What follows is a set of records, each of which is to be written out exactly.

Entries from a dataset:
+===+
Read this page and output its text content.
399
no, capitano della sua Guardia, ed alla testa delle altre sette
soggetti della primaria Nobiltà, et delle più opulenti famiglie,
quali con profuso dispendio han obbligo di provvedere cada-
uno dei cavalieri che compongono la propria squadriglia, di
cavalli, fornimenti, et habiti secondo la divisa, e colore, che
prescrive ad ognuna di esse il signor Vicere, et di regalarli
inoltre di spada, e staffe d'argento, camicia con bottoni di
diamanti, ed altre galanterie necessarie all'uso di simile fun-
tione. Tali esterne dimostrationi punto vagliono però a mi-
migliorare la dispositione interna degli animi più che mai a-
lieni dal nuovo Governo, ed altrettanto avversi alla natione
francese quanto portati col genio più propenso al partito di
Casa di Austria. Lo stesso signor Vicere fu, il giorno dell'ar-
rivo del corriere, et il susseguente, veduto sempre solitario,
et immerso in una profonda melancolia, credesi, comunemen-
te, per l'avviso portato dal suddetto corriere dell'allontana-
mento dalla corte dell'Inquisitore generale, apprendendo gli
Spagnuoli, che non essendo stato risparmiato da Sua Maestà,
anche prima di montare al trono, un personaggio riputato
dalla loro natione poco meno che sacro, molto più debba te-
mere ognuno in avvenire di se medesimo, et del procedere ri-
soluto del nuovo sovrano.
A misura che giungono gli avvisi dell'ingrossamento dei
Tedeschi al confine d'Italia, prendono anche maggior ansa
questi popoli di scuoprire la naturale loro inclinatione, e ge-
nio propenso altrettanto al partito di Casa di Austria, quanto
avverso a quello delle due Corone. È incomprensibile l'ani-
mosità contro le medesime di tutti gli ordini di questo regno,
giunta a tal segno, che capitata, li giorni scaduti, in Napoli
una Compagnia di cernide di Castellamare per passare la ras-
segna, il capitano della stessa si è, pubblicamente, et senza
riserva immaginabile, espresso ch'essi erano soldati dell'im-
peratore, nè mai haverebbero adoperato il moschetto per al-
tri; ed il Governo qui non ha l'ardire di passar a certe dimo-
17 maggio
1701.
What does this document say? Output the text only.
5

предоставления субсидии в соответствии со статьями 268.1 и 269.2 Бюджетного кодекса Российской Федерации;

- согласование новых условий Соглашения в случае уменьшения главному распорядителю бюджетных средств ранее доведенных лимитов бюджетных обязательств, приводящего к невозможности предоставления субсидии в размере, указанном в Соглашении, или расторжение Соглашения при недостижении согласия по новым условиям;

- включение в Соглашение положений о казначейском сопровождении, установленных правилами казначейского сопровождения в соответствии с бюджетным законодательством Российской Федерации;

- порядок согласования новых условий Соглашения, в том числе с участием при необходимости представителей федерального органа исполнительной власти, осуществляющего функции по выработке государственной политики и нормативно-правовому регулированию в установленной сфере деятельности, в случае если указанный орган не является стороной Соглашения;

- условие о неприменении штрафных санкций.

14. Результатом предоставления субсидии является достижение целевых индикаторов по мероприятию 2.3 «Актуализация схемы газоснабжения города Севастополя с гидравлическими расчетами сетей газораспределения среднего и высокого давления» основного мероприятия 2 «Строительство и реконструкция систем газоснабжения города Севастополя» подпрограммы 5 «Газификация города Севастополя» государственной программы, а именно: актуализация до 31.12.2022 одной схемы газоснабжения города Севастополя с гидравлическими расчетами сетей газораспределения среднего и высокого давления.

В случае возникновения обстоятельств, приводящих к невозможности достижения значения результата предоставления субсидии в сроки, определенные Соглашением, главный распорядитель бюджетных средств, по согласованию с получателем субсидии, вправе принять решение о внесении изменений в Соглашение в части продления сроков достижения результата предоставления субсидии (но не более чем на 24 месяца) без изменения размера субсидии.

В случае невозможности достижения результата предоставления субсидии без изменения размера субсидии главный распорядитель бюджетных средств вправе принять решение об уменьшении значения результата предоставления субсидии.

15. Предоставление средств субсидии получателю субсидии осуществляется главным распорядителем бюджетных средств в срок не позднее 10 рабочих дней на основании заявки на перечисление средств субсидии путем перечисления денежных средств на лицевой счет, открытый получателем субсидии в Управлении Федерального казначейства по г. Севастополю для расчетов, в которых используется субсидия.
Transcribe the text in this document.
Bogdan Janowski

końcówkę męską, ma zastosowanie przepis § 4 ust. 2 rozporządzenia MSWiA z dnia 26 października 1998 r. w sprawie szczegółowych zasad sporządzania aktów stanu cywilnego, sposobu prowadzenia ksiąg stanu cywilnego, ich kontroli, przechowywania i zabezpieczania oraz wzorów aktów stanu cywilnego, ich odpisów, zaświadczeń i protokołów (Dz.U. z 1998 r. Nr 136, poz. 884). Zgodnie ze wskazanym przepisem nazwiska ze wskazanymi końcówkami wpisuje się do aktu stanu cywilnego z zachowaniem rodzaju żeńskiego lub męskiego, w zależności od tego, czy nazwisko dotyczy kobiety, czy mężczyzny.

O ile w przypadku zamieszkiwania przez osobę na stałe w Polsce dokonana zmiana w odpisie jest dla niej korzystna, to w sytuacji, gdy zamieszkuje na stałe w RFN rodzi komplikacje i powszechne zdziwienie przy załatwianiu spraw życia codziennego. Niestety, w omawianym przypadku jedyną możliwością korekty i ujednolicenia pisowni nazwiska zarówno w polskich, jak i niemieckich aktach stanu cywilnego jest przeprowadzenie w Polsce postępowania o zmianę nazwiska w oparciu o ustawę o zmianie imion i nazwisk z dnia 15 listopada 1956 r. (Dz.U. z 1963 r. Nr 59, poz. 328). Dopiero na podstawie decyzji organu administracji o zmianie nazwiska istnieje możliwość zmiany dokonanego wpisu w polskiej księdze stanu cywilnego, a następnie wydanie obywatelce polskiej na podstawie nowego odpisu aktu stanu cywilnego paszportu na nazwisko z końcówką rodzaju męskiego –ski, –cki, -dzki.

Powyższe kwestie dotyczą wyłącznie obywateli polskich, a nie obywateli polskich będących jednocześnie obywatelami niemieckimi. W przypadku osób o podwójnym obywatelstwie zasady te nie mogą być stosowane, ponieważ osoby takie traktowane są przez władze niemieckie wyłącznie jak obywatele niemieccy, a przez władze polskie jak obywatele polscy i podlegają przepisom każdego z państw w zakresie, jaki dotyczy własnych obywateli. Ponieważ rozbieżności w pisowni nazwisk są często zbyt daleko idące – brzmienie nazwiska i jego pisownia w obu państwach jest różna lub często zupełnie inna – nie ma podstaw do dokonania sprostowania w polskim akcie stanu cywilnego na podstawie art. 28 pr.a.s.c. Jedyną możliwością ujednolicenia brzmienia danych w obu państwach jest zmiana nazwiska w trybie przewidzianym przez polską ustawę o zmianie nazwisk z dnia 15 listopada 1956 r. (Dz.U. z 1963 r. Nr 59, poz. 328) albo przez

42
+===+
■ ANSWER TO THIS TASK ■
Read this page and output its text content.
399
no, capitano della sua Guardia, ed alla testa delle altre sette
soggetti della primaria Nobiltà, et delle più opulenti famiglie,
quali con profuso dispendio han obbligo di provvedere cada-
uno dei cavalieri che compongono la propria squadriglia, di
cavalli, fornimenti, et habiti secondo la divisa, e colore, che
prescrive ad ognuna di esse il signor Vicere, et di regalarli
inoltre di spada, e staffe d'argento, camicia con bottoni di
diamanti, ed altre galanterie necessarie all'uso di simile fun-
tione. Tali esterne dimostrationi punto vagliono però a mi-
migliorare la dispositione interna degli animi più che mai a-
lieni dal nuovo Governo, ed altrettanto avversi alla natione
francese quanto portati col genio più propenso al partito di
Casa di Austria. Lo stesso signor Vicere fu, il giorno dell'ar-
rivo del corriere, et il susseguente, veduto sempre solitario,
et immerso in una profonda melancolia, credesi, comunemen-
te, per l'avviso portato dal suddetto corriere dell'allontana-
mento dalla corte dell'Inquisitore generale, apprendendo gli
Spagnuoli, che non essendo stato risparmiato da Sua Maestà,
anche prima di montare al trono, un personaggio riputato
dalla loro natione poco meno che sacro, molto più debba te-
mere ognuno in avvenire di se medesimo, et del procedere ri-
soluto del nuovo sovrano.
A misura che giungono gli avvisi dell'ingrossamento dei
Tedeschi al confine d'Italia, prendono anche maggior ansa
questi popoli di scuoprire la naturale loro inclinatione, e ge-
nio propenso altrettanto al partito di Casa di Austria, quanto
avverso a quello delle due Corone. È incomprensibile l'ani-
mosità contro le medesime di tutti gli ordini di questo regno,
giunta a tal segno, che capitata, li giorni scaduti, in Napoli
una Compagnia di cernide di Castellamare per passare la ras-
segna, il capitano della stessa si è, pubblicamente, et senza
riserva immaginabile, espresso ch'essi erano soldati dell'im-
peratore, nè mai haverebbero adoperato il moschetto per al-
tri; ed il Governo qui non ha l'ardire di passar a certe dimo-
17 maggio
1701.
What does this document say? Output the text only.
5

предоставления субсидии в соответствии со статьями 268.1 и 269.2 Бюджетного кодекса Российской Федерации;

- согласование новых условий Соглашения в случае уменьшения главному распорядителю бюджетных средств ранее доведенных лимитов бюджетных обязательств, приводящего к невозможности предоставления субсидии в размере, указанном в Соглашении, или расторжение Соглашения при недостижении согласия по новым условиям;

- включение в Соглашение положений о казначейском сопровождении, установленных правилами казначейского сопровождения в соответствии с бюджетным законодательством Российской Федерации;

- порядок согласования новых условий Соглашения, в том числе с участием при необходимости представителей федерального органа исполнительной власти, осуществляющего функции по выработке государственной политики и нормативно-правовому регулированию в установленной сфере деятельности, в случае если указанный орган не является стороной Соглашения;

- условие о неприменении штрафных санкций.

14. Результатом предоставления субсидии является достижение целевых индикаторов по мероприятию 2.3 «Актуализация схемы газоснабжения города Севастополя с гидравлическими расчетами сетей газораспределения среднего и высокого давления» основного мероприятия 2 «Строительство и реконструкция систем газоснабжения города Севастополя» подпрограммы 5 «Газификация города Севастополя» государственной программы, а именно: актуализация до 31.12.2022 одной схемы газоснабжения города Севастополя с гидравлическими расчетами сетей газораспределения среднего и высокого давления.

В случае возникновения обстоятельств, приводящих к невозможности достижения значения результата предоставления субсидии в сроки, определенные Соглашением, главный распорядитель бюджетных средств, по согласованию с получателем субсидии, вправе принять решение о внесении изменений в Соглашение в части продления сроков достижения результата предоставления субсидии (но не более чем на 24 месяца) без изменения размера субсидии.

В случае невозможности достижения результата предоставления субсидии без изменения размера субсидии главный распорядитель бюджетных средств вправе принять решение об уменьшении значения результата предоставления субсидии.

15. Предоставление средств субсидии получателю субсидии осуществляется главным распорядителем бюджетных средств в срок не позднее 10 рабочих дней на основании заявки на перечисление средств субсидии путем перечисления денежных средств на лицевой счет, открытый получателем субсидии в Управлении Федерального казначейства по г. Севастополю для расчетов, в которых используется субсидия.
Transcribe the text in this document.
Bogdan Janowski

końcówkę męską, ma zastosowanie przepis § 4 ust. 2 rozporządzenia MSWiA z dnia 26 października 1998 r. w sprawie szczegółowych zasad sporządzania aktów stanu cywilnego, sposobu prowadzenia ksiąg stanu cywilnego, ich kontroli, przechowywania i zabezpieczania oraz wzorów aktów stanu cywilnego, ich odpisów, zaświadczeń i protokołów (Dz.U. z 1998 r. Nr 136, poz. 884). Zgodnie ze wskazanym przepisem nazwiska ze wskazanymi końcówkami wpisuje się do aktu stanu cywilnego z zachowaniem rodzaju żeńskiego lub męskiego, w zależności od tego, czy nazwisko dotyczy kobiety, czy mężczyzny.

O ile w przypadku zamieszkiwania przez osobę na stałe w Polsce dokonana zmiana w odpisie jest dla niej korzystna, to w sytuacji, gdy zamieszkuje na stałe w RFN rodzi komplikacje i powszechne zdziwienie przy załatwianiu spraw życia codziennego. Niestety, w omawianym przypadku jedyną możliwością korekty i ujednolicenia pisowni nazwiska zarówno w polskich, jak i niemieckich aktach stanu cywilnego jest przeprowadzenie w Polsce postępowania o zmianę nazwiska w oparciu o ustawę o zmianie imion i nazwisk z dnia 15 listopada 1956 r. (Dz.U. z 1963 r. Nr 59, poz. 328). Dopiero na podstawie decyzji organu administracji o zmianie nazwiska istnieje możliwość zmiany dokonanego wpisu w polskiej księdze stanu cywilnego, a następnie wydanie obywatelce polskiej na podstawie nowego odpisu aktu stanu cywilnego paszportu na nazwisko z końcówką rodzaju męskiego –ski, –cki, -dzki.

Powyższe kwestie dotyczą wyłącznie obywateli polskich, a nie obywateli polskich będących jednocześnie obywatelami niemieckimi. W przypadku osób o podwójnym obywatelstwie zasady te nie mogą być stosowane, ponieważ osoby takie traktowane są przez władze niemieckie wyłącznie jak obywatele niemieccy, a przez władze polskie jak obywatele polscy i podlegają przepisom każdego z państw w zakresie, jaki dotyczy własnych obywateli. Ponieważ rozbieżności w pisowni nazwisk są często zbyt daleko idące – brzmienie nazwiska i jego pisownia w obu państwach jest różna lub często zupełnie inna – nie ma podstaw do dokonania sprostowania w polskim akcie stanu cywilnego na podstawie art. 28 pr.a.s.c. Jedyną możliwością ujednolicenia brzmienia danych w obu państwach jest zmiana nazwiska w trybie przewidzianym przez polską ustawę o zmianie nazwisk z dnia 15 listopada 1956 r. (Dz.U. z 1963 r. Nr 59, poz. 328) albo przez

42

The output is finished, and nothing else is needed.